**Instruction:** Retype all of the listing exactly, passing over any picture you find.

****************************************

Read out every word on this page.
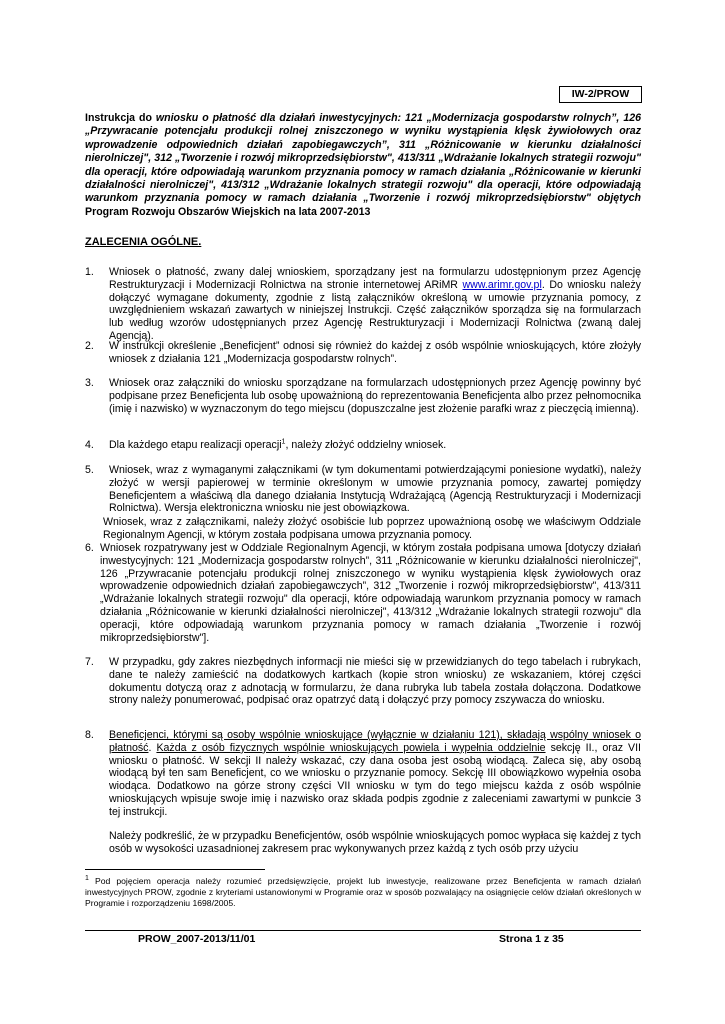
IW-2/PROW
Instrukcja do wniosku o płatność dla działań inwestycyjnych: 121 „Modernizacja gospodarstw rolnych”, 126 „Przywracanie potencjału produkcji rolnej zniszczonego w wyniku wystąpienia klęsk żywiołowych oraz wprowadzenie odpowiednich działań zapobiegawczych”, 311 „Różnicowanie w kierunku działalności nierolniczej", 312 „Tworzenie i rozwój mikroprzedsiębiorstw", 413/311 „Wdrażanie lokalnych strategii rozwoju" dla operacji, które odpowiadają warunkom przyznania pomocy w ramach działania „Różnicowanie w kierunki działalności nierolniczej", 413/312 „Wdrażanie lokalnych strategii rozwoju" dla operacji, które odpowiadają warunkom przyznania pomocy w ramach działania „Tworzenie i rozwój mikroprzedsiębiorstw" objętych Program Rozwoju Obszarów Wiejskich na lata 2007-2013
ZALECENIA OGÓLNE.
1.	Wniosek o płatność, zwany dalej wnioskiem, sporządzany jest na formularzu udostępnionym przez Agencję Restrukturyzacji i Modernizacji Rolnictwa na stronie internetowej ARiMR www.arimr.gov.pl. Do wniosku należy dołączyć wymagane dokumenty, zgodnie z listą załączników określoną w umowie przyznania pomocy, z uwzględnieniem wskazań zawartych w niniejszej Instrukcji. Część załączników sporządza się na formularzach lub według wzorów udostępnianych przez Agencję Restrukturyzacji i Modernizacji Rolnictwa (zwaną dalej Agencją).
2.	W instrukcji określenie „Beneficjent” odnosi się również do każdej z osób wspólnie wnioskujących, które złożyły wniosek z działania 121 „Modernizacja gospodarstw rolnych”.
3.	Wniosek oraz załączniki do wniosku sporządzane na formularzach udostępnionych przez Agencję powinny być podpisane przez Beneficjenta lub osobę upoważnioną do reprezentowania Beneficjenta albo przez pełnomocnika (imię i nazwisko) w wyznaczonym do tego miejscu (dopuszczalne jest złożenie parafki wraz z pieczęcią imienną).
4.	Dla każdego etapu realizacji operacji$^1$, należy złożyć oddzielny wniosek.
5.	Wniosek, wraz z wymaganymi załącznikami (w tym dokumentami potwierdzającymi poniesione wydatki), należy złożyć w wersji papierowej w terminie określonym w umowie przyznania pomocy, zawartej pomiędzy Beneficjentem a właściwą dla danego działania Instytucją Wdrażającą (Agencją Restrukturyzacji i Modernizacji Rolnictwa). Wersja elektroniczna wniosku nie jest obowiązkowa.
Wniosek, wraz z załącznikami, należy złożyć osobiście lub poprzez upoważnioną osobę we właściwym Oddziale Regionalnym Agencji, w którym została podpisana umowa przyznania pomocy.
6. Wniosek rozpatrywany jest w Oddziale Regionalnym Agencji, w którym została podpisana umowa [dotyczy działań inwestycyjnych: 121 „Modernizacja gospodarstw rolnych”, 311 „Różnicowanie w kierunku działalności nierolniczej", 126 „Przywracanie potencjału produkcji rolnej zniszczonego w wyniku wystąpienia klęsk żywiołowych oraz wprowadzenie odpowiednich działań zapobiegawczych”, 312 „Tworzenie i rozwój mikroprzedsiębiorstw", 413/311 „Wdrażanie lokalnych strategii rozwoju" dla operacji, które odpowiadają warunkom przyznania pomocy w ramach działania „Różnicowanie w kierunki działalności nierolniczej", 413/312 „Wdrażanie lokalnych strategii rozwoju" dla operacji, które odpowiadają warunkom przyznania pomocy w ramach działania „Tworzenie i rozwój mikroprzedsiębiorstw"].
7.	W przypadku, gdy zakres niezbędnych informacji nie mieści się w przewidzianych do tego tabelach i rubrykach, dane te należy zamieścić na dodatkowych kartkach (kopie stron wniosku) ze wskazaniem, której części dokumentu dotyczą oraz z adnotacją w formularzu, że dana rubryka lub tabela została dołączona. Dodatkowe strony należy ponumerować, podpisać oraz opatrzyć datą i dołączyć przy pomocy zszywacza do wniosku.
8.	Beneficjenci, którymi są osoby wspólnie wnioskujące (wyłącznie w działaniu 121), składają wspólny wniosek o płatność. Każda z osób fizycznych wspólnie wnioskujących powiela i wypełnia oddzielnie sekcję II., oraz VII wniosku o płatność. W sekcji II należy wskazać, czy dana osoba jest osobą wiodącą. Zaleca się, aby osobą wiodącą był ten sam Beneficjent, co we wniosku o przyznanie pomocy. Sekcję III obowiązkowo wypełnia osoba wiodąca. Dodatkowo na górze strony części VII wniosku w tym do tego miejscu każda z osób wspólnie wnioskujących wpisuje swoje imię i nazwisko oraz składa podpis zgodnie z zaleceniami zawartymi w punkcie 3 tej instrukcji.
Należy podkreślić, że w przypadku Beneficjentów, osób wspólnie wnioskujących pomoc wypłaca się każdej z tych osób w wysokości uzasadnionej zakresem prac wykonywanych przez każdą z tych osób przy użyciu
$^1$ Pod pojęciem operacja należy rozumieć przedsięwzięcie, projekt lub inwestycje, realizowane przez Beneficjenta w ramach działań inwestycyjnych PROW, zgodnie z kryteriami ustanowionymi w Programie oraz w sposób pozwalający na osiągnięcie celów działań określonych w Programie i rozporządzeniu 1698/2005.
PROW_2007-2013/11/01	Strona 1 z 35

****************************************

**The response:**
Read out every word on this page.
IW-2/PROW
Instrukcja do wniosku o płatność dla działań inwestycyjnych: 121 „Modernizacja gospodarstw rolnych”, 126 „Przywracanie potencjału produkcji rolnej zniszczonego w wyniku wystąpienia klęsk żywiołowych oraz wprowadzenie odpowiednich działań zapobiegawczych”, 311 „Różnicowanie w kierunku działalności nierolniczej", 312 „Tworzenie i rozwój mikroprzedsiębiorstw", 413/311 „Wdrażanie lokalnych strategii rozwoju" dla operacji, które odpowiadają warunkom przyznania pomocy w ramach działania „Różnicowanie w kierunki działalności nierolniczej", 413/312 „Wdrażanie lokalnych strategii rozwoju" dla operacji, które odpowiadają warunkom przyznania pomocy w ramach działania „Tworzenie i rozwój mikroprzedsiębiorstw" objętych Program Rozwoju Obszarów Wiejskich na lata 2007-2013
ZALECENIA OGÓLNE.
1.	Wniosek o płatność, zwany dalej wnioskiem, sporządzany jest na formularzu udostępnionym przez Agencję Restrukturyzacji i Modernizacji Rolnictwa na stronie internetowej ARiMR www.arimr.gov.pl. Do wniosku należy dołączyć wymagane dokumenty, zgodnie z listą załączników określoną w umowie przyznania pomocy, z uwzględnieniem wskazań zawartych w niniejszej Instrukcji. Część załączników sporządza się na formularzach lub według wzorów udostępnianych przez Agencję Restrukturyzacji i Modernizacji Rolnictwa (zwaną dalej Agencją).
2.	W instrukcji określenie „Beneficjent” odnosi się również do każdej z osób wspólnie wnioskujących, które złożyły wniosek z działania 121 „Modernizacja gospodarstw rolnych”.
3.	Wniosek oraz załączniki do wniosku sporządzane na formularzach udostępnionych przez Agencję powinny być podpisane przez Beneficjenta lub osobę upoważnioną do reprezentowania Beneficjenta albo przez pełnomocnika (imię i nazwisko) w wyznaczonym do tego miejscu (dopuszczalne jest złożenie parafki wraz z pieczęcią imienną).
4.	Dla każdego etapu realizacji operacji$^1$, należy złożyć oddzielny wniosek.
5.	Wniosek, wraz z wymaganymi załącznikami (w tym dokumentami potwierdzającymi poniesione wydatki), należy złożyć w wersji papierowej w terminie określonym w umowie przyznania pomocy, zawartej pomiędzy Beneficjentem a właściwą dla danego działania Instytucją Wdrażającą (Agencją Restrukturyzacji i Modernizacji Rolnictwa). Wersja elektroniczna wniosku nie jest obowiązkowa.
Wniosek, wraz z załącznikami, należy złożyć osobiście lub poprzez upoważnioną osobę we właściwym Oddziale Regionalnym Agencji, w którym została podpisana umowa przyznania pomocy.
6. Wniosek rozpatrywany jest w Oddziale Regionalnym Agencji, w którym została podpisana umowa [dotyczy działań inwestycyjnych: 121 „Modernizacja gospodarstw rolnych”, 311 „Różnicowanie w kierunku działalności nierolniczej", 126 „Przywracanie potencjału produkcji rolnej zniszczonego w wyniku wystąpienia klęsk żywiołowych oraz wprowadzenie odpowiednich działań zapobiegawczych”, 312 „Tworzenie i rozwój mikroprzedsiębiorstw", 413/311 „Wdrażanie lokalnych strategii rozwoju" dla operacji, które odpowiadają warunkom przyznania pomocy w ramach działania „Różnicowanie w kierunki działalności nierolniczej", 413/312 „Wdrażanie lokalnych strategii rozwoju" dla operacji, które odpowiadają warunkom przyznania pomocy w ramach działania „Tworzenie i rozwój mikroprzedsiębiorstw"].
7.	W przypadku, gdy zakres niezbędnych informacji nie mieści się w przewidzianych do tego tabelach i rubrykach, dane te należy zamieścić na dodatkowych kartkach (kopie stron wniosku) ze wskazaniem, której części dokumentu dotyczą oraz z adnotacją w formularzu, że dana rubryka lub tabela została dołączona. Dodatkowe strony należy ponumerować, podpisać oraz opatrzyć datą i dołączyć przy pomocy zszywacza do wniosku.
8.	Beneficjenci, którymi są osoby wspólnie wnioskujące (wyłącznie w działaniu 121), składają wspólny wniosek o płatność. Każda z osób fizycznych wspólnie wnioskujących powiela i wypełnia oddzielnie sekcję II., oraz VII wniosku o płatność. W sekcji II należy wskazać, czy dana osoba jest osobą wiodącą. Zaleca się, aby osobą wiodącą był ten sam Beneficjent, co we wniosku o przyznanie pomocy. Sekcję III obowiązkowo wypełnia osoba wiodąca. Dodatkowo na górze strony części VII wniosku w tym do tego miejscu każda z osób wspólnie wnioskujących wpisuje swoje imię i nazwisko oraz składa podpis zgodnie z zaleceniami zawartymi w punkcie 3 tej instrukcji.
Należy podkreślić, że w przypadku Beneficjentów, osób wspólnie wnioskujących pomoc wypłaca się każdej z tych osób w wysokości uzasadnionej zakresem prac wykonywanych przez każdą z tych osób przy użyciu
$^1$ Pod pojęciem operacja należy rozumieć przedsięwzięcie, projekt lub inwestycje, realizowane przez Beneficjenta w ramach działań inwestycyjnych PROW, zgodnie z kryteriami ustanowionymi w Programie oraz w sposób pozwalający na osiągnięcie celów działań określonych w Programie i rozporządzeniu 1698/2005.
PROW_2007-2013/11/01	Strona 1 z 35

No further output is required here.